**Exercises to complete**:
A – Who directed Above and Beyond, according to the article on the American volunteers who helped build the Israeli air force?
B – Please continue the article on the American volunteers who helped build the Israeli air force, picking up after its final sentence.

**Quoted text**:
────────────────
The Israel Air Force and the Americans Who Helped Make It
Israeli volunteer pilots in 1948 PLAYMOUNT
“With my last name, people are always throwing film ideas at
me,” producer Nancy Spielberg says. “But when I read Al Schwimmer’s obituary,
who some people call the godfather of the Israeli air force, I knew this had my
name on it. Not to use all my brother’s projects, but it was like Indiana Jones
and Band of Brothers and Catch Me if You Can—all rolled into one.”
Above and Beyond, directed by Roberta Grossman, is a moving
documentary about the improbable band of mostly Jewish-American volunteers who
helped build the Israeli air force and the nation itself.
As the son of an Israeli air force pilot, I grew up seeing
black-and-white photos of my father in his glory days. He was tan, thin and
handsome and stared directly into the camera. But the reality behind the
bravado was quite different. The creation of the Israeli air force and the
country itself were miraculous feats of bravery, naiveté, luck and chutzpah.
In 1947 Britain, which controlled mandatory Palestine,
realized that a civil war was about to break out between the Jews and the
Arabs. It handed Palestine over to the United Nations, which decided to
partition it into two states. The Jews accepted the plan; the streets of Tel
Aviv erupted with dancing. The Arab states rejected partition; David
Ben-Gurion, then head of the Jewish Agency for Israel, knew that if he declared
an independent state, the neighboring Arab armies would attack.
The only way to prevent a second Holocaust for 600,000 Jews,
surrounded by hostile Arab nations openly calling for their destruction, was to
quickly build a modern army with an air force superior to that of the
Egyptians. With thousands of traumatized refugees flooding the country, little
money with which to buy arms and few soldiers with combat experience, this
seemed an impossible task.
Schwimmer, using skills and contacts he’d picked up during
World War II, began buying dozens of rickety surplus American warplanes and
built an air fleet. Once he had purchased enough second-hand crafts, however, he
still needed pilots. His team began recruiting crews, scouring public records
searching for pilots with Jewish-sounding names.
Although most American Jews were not Zionists, one by one
the pilots signed on. Some had to convince their spouses, and in some cases
their mothers, why they should fly halfway across the world to fight in another
war. “I didn’t like being a Jew,” says Gideon Lichtman, a former U.S. Army Air
Forces pilot who grew up in Newark, New Jersey, in the film. “What changed me
was knowing what Hitler did to the Jews. I was risking my citizenship and
possibly jail time. I didn’t give a shit. I was gonna help the Jews out. I was
going to help my people out.”
Lou Lenart combated the anti-Semitism he’d faced as a kid by
sending away for Charles Atlas’s muscle-building books. “By the time I was 15
years old, nobody was beating me up.” After serving in the Marines in the
Pacific Theater, Lenart volunteered to fly for Israel.
────────────────
**Data provided**:
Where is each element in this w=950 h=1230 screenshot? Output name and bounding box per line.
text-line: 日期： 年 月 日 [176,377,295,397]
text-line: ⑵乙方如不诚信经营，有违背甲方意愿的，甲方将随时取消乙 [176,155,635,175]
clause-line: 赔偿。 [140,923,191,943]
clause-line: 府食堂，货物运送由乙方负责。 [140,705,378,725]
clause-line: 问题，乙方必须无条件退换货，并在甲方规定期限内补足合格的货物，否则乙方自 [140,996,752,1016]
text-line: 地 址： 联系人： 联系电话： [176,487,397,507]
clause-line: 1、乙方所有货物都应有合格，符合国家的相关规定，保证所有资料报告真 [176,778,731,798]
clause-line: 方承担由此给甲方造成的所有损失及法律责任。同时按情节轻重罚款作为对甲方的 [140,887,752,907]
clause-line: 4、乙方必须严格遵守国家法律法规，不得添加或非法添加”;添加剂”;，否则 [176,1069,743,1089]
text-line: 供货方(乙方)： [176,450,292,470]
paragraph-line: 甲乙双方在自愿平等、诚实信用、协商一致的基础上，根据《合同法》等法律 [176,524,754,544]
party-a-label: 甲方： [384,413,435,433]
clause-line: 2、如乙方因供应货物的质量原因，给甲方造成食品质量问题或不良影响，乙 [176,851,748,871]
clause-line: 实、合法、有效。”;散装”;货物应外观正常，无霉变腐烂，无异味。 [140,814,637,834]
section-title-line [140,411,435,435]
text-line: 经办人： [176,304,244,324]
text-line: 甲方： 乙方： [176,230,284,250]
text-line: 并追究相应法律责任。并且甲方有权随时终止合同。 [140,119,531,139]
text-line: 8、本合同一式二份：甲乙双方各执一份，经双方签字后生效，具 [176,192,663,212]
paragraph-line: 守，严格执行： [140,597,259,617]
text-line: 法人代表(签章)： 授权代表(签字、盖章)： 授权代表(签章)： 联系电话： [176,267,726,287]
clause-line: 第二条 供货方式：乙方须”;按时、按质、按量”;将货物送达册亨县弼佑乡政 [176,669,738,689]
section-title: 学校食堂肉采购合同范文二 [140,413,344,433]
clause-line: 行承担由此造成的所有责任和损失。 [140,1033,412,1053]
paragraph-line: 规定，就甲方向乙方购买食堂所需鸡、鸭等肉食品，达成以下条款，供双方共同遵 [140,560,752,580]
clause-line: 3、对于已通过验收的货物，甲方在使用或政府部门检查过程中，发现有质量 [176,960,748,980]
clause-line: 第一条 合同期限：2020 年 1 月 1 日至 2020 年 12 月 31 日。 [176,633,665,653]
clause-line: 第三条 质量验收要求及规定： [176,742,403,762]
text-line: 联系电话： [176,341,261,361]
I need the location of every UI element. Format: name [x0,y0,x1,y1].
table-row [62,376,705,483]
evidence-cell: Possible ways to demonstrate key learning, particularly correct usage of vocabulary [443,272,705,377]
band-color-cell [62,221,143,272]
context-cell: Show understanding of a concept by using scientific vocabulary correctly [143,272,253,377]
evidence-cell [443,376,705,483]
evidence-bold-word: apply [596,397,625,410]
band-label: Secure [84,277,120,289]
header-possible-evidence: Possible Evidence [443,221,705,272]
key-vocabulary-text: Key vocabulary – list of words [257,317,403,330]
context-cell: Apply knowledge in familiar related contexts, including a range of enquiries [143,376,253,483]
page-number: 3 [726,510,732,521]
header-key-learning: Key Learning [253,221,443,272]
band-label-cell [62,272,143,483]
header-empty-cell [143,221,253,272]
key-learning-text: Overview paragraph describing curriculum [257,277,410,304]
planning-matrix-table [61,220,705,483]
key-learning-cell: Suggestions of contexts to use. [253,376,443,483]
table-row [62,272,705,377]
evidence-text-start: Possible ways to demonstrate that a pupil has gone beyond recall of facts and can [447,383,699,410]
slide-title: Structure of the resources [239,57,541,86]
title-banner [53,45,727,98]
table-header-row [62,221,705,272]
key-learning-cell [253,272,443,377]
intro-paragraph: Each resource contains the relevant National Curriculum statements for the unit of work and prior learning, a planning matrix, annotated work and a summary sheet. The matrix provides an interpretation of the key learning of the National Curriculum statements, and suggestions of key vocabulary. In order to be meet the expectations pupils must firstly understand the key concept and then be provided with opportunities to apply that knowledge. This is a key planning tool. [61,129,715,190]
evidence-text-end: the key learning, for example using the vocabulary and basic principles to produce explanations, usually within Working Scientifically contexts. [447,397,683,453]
────────────────
**Results**:
A – Roberta Grossman directed it.

B –
Once he had the planes and pilots, Schwimmer’s next mission
was transporting the shaky fleet from the United States to Tel Aviv. Not only
was there no direct route to Tel Aviv, but doing so would require defying a
strict American arms embargo to the region. Nevertheless, the pilots helmed the
rickety retrofitted planes from Panama to Brazil to Casablanca to Rome, and
paid off anyone who threatened to stand in their way.
When the armies of Egypt, Syria, Trans-Jordan, Iraq and
Saudi Arabia attacked, the pilots were still in Czechoslovakia learning to fly
their makeshift planes. With an Egyptian force of more than 10,000 advancing
swiftly past Gaza toward Tel Aviv, there was no time to prepare. The Israeli
air force’s first official flight would also be its first combat mission.
On May 29, 1948, four junk Messerschmitts, led by Lenart,
took off toward the Egyptian lines. They represented the entirety of the
Israeli air force. When they reached the Egyptian positions, Lenart said a
prayer and then dive-bombed and strafed the enemy’s tanks, trucks and
munitions. The brazen attack stopped the advance in its tracks and most likely
saved the newborn country.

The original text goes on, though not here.